*LISTED RECORDS*.
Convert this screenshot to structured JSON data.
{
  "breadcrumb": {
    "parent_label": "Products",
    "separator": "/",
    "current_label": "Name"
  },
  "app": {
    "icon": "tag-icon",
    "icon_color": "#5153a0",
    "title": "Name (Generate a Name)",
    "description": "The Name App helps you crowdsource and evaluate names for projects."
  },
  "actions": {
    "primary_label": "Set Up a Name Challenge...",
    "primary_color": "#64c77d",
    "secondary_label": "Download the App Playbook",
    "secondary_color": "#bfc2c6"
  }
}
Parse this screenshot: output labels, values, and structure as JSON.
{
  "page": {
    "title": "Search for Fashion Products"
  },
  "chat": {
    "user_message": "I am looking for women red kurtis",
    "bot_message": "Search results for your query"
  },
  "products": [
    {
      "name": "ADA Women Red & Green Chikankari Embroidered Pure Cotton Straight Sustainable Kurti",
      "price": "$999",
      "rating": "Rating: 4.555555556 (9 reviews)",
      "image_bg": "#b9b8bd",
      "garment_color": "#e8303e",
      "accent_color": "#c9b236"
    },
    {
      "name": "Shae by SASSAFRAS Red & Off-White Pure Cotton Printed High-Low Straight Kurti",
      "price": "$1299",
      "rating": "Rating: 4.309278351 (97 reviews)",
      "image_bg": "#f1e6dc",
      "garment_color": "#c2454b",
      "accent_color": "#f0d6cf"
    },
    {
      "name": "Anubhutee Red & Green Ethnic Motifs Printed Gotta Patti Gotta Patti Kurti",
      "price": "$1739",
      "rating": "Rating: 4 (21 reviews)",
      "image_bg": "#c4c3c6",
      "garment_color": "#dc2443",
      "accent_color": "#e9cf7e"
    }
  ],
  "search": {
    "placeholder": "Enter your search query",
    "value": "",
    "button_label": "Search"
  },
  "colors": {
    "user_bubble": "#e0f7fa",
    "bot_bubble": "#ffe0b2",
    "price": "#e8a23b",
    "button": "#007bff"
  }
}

*WRITTEN TASK*. Where a line in the material above holds "query", copy that line.

*RESPONSE*.
    "bot_message": "Search results for your query"
    "placeholder": "Enter your search query",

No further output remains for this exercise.